**Texto de leitura**
Coisas
Regina Silveira
[09 de novembro de 2019]
Esta exposição de Regina Silveira reúne obras produzidas aproximadamente entre 1998 e 2019. Um elemento central aproxima quase todo o conjunto: a utilização da porcelana. Alguns desses trabalhos são realizados em vidro, mas isso não altera a percepção de que, uma vez em queda, todos esses trabalhos seriam suscetíveis à quebra.
Parte da produção aqui reunida diz respeito a objetos tridimensionais dispostos em bases e móveis. Idênticas àquelas utilizadas em nosso cotidiano, são peças ausentes de seu caráter utilitário. Tigelas, pratos, xícaras, pires, jarras, vasilhas, terrinas e bules – o nosso vocabulário em torno da cerâmica precisa ser revisto para descrever as diversas formas utilizadas pela artista. Notória pela sua pesquisa com o desenho desde os anos 1960 – das gravuras sobre papel às dimensões monumentais da ocupação da arquitetura -, percebemos como a sobreposição de imagens é experimentada a fim de chegar em resultados precisos quanto à forma e ricos quanto à sua recepção por parte do público.

**Desafio**
Transcreva na íntegra o texto acima sobre a exposição de Regina Silveira, sem nenhuma alteração.

Listagens de regiões e rótulos
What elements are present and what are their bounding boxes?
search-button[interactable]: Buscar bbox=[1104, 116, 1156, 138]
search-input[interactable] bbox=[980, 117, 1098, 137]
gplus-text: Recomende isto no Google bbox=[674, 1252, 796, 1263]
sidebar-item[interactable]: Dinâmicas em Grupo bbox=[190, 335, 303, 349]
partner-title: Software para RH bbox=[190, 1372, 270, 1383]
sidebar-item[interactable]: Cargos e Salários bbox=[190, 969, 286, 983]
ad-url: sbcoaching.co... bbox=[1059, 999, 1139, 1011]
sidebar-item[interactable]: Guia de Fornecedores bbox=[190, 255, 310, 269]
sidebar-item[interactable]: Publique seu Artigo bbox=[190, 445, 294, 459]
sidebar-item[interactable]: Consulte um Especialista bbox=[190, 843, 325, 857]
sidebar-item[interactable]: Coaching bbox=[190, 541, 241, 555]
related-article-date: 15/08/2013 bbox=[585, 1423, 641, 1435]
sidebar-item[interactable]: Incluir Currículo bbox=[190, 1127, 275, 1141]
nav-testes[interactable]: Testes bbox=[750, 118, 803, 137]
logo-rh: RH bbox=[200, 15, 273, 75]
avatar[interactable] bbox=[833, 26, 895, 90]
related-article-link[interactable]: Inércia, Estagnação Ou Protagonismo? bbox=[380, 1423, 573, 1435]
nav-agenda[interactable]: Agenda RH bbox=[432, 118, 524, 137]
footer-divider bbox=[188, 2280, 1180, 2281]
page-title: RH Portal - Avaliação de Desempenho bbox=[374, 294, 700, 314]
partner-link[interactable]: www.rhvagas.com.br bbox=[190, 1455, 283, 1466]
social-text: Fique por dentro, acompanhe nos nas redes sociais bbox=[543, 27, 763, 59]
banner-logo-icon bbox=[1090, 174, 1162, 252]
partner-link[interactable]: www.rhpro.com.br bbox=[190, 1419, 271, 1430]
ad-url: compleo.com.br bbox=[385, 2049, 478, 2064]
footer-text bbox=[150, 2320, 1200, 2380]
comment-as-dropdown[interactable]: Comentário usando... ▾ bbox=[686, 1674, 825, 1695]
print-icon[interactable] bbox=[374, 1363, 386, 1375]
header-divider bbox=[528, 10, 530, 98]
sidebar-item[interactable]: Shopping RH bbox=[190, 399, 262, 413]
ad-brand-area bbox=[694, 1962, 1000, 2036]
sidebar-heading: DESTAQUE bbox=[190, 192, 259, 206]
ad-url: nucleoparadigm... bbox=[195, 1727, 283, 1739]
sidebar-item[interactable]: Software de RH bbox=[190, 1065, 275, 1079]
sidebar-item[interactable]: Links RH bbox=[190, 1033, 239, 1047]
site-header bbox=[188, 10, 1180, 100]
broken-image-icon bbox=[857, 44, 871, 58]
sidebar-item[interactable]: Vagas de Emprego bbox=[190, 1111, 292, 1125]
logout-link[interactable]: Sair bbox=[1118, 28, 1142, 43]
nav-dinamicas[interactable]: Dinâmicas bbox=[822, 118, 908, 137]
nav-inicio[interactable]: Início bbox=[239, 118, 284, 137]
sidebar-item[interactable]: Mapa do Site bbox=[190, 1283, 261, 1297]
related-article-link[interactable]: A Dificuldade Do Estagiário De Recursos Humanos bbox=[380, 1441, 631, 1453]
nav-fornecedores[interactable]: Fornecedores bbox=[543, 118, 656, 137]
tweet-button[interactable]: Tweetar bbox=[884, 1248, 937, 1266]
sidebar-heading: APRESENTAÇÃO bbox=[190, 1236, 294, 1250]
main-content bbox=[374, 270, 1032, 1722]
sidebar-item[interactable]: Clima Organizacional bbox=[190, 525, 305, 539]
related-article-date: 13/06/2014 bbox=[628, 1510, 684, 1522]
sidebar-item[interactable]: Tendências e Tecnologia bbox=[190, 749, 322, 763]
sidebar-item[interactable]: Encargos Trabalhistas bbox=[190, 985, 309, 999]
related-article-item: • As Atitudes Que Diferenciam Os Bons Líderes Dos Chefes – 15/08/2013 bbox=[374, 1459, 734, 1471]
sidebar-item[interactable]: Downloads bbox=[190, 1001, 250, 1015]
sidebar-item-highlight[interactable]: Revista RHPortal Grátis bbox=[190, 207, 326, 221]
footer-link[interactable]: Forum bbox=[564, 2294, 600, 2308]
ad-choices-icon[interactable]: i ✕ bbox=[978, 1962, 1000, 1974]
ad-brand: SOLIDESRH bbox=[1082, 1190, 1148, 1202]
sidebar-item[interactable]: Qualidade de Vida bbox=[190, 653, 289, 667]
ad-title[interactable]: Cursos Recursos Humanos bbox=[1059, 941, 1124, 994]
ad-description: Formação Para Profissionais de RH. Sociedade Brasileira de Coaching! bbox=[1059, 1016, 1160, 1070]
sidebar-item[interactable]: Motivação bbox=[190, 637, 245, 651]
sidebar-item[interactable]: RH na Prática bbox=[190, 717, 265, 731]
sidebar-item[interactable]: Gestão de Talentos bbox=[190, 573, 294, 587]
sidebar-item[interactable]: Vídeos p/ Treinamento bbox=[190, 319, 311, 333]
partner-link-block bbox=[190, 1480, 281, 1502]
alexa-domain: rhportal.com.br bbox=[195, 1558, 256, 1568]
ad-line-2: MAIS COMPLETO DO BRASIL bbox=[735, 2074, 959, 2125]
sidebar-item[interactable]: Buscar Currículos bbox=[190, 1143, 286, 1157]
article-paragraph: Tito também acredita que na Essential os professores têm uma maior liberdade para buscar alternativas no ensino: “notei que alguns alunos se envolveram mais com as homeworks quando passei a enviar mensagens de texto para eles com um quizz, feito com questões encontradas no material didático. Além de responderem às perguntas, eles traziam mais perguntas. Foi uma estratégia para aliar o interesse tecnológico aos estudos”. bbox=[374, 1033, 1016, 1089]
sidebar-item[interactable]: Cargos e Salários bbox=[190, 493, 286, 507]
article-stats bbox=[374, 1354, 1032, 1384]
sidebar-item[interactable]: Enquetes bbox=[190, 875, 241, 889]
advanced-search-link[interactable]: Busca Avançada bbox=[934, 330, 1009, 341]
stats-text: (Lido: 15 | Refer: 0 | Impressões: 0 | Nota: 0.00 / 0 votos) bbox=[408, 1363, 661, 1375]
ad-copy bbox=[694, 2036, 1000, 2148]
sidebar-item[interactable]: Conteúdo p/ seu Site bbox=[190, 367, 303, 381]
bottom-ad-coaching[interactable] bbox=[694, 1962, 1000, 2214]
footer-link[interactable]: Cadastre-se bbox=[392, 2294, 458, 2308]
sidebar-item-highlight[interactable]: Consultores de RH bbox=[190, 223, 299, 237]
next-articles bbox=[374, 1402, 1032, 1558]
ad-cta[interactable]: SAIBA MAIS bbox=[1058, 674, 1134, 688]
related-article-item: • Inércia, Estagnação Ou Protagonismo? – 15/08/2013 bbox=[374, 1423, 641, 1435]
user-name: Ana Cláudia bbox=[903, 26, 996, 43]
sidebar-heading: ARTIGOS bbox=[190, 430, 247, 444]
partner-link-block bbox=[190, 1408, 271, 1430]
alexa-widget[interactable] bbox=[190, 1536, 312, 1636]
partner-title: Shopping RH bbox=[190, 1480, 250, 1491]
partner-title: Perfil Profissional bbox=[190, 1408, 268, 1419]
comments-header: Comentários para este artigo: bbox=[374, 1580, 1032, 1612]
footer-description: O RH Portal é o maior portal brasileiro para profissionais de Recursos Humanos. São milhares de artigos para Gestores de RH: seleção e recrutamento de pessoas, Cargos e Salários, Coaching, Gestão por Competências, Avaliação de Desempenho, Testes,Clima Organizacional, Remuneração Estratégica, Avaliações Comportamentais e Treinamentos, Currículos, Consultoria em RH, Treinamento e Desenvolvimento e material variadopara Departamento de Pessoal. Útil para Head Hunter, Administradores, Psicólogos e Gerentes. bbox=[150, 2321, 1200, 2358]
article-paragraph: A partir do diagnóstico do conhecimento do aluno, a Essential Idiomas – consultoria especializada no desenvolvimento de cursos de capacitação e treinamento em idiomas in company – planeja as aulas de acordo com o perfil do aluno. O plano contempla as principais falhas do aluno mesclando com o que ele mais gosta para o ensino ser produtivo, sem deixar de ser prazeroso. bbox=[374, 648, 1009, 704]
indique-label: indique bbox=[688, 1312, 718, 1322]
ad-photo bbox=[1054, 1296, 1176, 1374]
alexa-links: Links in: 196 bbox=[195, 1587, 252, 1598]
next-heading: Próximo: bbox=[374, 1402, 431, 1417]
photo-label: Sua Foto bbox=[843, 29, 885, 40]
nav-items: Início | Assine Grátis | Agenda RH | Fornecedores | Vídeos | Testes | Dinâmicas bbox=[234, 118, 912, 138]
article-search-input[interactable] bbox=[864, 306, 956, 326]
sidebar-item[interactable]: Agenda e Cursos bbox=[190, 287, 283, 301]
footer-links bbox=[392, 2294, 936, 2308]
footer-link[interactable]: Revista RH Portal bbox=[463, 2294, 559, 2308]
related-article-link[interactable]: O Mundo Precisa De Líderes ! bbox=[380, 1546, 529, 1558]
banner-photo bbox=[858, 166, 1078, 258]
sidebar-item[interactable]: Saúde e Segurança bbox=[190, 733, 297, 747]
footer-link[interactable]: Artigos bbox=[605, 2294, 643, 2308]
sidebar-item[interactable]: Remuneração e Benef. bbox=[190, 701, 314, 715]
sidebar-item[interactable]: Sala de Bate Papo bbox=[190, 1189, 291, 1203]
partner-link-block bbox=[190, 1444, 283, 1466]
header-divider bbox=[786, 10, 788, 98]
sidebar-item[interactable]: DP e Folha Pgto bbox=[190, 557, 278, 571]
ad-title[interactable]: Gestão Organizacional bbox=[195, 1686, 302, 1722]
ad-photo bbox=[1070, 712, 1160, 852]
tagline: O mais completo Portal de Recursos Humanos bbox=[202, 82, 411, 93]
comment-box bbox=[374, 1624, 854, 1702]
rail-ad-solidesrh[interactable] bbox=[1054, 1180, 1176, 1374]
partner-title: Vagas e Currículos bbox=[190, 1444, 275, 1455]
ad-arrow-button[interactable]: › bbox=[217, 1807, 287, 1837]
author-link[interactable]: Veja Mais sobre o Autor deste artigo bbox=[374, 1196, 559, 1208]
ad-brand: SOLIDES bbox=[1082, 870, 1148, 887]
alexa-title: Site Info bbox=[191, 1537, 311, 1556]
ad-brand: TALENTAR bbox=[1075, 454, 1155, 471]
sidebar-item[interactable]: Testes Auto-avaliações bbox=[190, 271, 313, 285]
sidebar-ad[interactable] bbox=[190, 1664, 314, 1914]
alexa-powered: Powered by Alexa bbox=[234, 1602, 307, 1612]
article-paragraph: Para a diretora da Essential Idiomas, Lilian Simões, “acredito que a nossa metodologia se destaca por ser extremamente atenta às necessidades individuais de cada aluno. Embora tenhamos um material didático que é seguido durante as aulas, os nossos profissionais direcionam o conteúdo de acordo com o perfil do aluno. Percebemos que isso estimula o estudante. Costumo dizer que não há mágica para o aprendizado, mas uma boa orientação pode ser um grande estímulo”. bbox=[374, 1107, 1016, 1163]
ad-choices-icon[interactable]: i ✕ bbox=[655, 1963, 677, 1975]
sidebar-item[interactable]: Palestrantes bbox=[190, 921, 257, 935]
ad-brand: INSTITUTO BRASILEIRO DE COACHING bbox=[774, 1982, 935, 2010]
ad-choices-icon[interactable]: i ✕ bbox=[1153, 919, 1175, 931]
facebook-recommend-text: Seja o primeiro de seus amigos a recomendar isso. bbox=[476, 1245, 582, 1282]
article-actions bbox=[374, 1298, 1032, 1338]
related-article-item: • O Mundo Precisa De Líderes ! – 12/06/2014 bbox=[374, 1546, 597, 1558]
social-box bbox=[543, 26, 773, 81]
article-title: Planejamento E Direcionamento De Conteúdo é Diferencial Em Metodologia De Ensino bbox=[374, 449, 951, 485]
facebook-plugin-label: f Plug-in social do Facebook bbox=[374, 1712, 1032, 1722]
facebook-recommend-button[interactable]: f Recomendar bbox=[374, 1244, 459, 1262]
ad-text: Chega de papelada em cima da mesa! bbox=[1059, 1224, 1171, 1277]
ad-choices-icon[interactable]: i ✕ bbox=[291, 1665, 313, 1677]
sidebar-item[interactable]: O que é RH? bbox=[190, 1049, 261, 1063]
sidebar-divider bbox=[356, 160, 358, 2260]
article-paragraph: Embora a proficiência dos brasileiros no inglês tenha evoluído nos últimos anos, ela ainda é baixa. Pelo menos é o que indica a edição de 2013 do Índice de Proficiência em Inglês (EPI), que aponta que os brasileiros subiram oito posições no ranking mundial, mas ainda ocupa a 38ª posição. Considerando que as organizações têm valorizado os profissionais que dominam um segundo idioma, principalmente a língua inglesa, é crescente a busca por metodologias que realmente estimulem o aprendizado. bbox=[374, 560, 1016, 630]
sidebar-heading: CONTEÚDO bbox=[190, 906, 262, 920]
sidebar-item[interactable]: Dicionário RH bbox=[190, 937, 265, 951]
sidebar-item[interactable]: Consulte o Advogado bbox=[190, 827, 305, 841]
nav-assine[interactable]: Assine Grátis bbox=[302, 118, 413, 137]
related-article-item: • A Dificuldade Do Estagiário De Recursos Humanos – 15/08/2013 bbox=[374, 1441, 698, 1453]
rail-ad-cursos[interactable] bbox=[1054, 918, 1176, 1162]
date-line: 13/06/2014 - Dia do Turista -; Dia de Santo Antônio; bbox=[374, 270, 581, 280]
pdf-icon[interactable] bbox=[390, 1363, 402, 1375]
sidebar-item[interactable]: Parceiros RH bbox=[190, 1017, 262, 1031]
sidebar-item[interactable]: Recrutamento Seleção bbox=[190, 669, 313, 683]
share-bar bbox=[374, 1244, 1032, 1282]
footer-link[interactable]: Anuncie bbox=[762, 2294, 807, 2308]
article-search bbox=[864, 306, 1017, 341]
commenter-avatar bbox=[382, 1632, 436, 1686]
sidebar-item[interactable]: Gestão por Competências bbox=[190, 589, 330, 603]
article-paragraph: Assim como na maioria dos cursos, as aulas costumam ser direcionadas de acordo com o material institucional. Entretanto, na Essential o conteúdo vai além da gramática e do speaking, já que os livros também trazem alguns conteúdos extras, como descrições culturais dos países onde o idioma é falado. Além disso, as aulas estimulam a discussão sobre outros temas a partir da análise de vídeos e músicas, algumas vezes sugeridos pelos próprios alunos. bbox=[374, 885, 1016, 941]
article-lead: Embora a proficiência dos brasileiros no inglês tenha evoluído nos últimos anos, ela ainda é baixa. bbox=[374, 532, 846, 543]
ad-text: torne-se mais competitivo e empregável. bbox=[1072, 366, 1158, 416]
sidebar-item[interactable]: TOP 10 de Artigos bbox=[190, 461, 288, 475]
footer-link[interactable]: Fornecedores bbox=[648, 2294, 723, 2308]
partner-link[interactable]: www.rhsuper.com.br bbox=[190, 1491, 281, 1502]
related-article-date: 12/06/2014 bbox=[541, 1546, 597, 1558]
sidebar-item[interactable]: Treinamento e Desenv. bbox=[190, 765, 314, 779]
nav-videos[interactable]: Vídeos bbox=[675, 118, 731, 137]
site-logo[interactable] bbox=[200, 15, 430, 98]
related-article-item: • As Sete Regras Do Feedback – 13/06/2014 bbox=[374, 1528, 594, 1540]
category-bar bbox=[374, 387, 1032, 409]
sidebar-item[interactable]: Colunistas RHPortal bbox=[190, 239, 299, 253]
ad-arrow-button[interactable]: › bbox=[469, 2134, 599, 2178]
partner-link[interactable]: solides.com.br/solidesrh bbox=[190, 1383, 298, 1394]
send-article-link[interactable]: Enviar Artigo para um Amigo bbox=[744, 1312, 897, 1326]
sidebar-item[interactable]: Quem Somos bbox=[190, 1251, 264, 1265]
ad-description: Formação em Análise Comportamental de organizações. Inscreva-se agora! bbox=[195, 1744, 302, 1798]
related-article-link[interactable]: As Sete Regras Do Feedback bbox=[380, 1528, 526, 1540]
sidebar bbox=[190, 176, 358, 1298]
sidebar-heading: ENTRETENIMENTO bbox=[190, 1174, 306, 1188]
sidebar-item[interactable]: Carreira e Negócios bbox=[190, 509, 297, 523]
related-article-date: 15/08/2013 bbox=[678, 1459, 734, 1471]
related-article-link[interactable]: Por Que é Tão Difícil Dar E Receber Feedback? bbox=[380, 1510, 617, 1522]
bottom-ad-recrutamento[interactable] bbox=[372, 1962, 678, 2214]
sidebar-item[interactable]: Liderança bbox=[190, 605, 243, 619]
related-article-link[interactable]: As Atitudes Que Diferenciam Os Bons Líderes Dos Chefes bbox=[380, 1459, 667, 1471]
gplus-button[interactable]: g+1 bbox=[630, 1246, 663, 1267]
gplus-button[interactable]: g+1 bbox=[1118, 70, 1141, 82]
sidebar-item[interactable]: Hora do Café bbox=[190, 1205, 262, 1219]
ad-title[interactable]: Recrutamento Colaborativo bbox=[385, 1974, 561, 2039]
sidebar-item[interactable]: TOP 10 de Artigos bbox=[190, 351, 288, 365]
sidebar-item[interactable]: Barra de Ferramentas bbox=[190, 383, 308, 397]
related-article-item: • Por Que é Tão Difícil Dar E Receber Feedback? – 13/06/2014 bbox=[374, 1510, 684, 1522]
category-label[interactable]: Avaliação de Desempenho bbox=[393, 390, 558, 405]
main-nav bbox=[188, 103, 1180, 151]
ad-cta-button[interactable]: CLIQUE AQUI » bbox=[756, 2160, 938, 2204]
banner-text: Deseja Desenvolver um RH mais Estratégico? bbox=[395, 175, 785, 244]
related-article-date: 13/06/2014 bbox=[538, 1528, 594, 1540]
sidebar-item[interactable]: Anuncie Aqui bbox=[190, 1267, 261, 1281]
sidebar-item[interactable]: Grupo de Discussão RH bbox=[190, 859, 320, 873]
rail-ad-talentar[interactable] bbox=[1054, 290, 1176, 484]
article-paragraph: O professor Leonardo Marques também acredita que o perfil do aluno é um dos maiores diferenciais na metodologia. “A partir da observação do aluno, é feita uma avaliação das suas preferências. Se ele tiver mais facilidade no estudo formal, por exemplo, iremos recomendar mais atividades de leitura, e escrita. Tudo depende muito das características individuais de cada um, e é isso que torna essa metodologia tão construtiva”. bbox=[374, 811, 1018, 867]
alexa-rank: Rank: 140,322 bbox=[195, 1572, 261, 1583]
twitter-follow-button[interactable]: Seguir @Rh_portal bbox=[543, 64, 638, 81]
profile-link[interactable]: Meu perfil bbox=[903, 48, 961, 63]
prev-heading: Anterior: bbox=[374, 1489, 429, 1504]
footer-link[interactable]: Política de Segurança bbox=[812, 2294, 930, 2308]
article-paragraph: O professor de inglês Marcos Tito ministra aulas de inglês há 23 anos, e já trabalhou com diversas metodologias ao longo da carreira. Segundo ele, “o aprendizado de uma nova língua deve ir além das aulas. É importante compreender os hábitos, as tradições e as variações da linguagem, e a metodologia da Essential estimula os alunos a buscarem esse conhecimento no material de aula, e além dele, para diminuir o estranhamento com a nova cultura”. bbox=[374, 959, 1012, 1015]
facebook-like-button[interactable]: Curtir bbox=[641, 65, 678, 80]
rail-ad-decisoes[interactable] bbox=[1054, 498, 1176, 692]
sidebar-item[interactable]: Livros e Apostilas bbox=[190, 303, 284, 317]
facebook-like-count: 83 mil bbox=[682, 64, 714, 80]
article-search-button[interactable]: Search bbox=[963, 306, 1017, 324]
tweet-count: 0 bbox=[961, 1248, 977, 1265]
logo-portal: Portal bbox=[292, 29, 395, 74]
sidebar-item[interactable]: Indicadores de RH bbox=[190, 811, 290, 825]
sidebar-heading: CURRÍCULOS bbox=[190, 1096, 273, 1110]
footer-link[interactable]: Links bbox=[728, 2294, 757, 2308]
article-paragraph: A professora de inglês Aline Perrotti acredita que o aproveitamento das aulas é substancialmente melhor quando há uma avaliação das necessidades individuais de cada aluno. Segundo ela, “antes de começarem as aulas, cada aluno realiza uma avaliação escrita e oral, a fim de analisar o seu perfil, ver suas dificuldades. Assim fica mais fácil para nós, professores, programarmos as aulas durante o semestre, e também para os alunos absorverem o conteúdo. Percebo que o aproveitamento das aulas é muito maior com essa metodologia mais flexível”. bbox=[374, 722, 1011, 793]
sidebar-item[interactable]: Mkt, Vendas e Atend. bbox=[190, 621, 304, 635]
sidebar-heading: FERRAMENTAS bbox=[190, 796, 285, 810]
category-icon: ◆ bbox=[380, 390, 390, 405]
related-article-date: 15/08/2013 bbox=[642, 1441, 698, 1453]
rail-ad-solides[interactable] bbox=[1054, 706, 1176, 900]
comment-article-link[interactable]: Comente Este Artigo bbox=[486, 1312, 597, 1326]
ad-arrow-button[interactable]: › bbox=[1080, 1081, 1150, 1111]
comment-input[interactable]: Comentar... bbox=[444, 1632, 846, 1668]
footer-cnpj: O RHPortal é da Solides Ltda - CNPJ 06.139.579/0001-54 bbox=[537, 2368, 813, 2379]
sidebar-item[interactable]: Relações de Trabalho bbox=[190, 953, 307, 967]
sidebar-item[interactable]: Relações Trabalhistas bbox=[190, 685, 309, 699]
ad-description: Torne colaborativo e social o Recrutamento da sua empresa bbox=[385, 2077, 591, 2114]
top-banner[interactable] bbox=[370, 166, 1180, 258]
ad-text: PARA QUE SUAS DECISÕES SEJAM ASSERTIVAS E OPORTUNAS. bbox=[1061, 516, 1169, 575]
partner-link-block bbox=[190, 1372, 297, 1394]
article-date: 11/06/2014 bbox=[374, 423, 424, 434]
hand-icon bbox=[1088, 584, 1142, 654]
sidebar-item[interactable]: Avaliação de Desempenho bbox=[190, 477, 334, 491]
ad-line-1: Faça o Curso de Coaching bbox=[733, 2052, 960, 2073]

**Resolução redigida**
Coisas
Regina Silveira
[09 de novembro de 2019]
Esta exposição de Regina Silveira reúne obras produzidas aproximadamente entre 1998 e 2019. Um elemento central aproxima quase todo o conjunto: a utilização da porcelana. Alguns desses trabalhos são realizados em vidro, mas isso não altera a percepção de que, uma vez em queda, todos esses trabalhos seriam suscetíveis à quebra.
Parte da produção aqui reunida diz respeito a objetos tridimensionais dispostos em bases e móveis. Idênticas àquelas utilizadas em nosso cotidiano, são peças ausentes de seu caráter utilitário. Tigelas, pratos, xícaras, pires, jarras, vasilhas, terrinas e bules – o nosso vocabulário em torno da cerâmica precisa ser revisto para descrever as diversas formas utilizadas pela artista. Notória pela sua pesquisa com o desenho desde os anos 1960 – das gravuras sobre papel às dimensões monumentais da ocupação da arquitetura -, percebemos como a sobreposição de imagens é experimentada a fim de chegar em resultados precisos quanto à forma e ricos quanto à sua recepção por parte do público.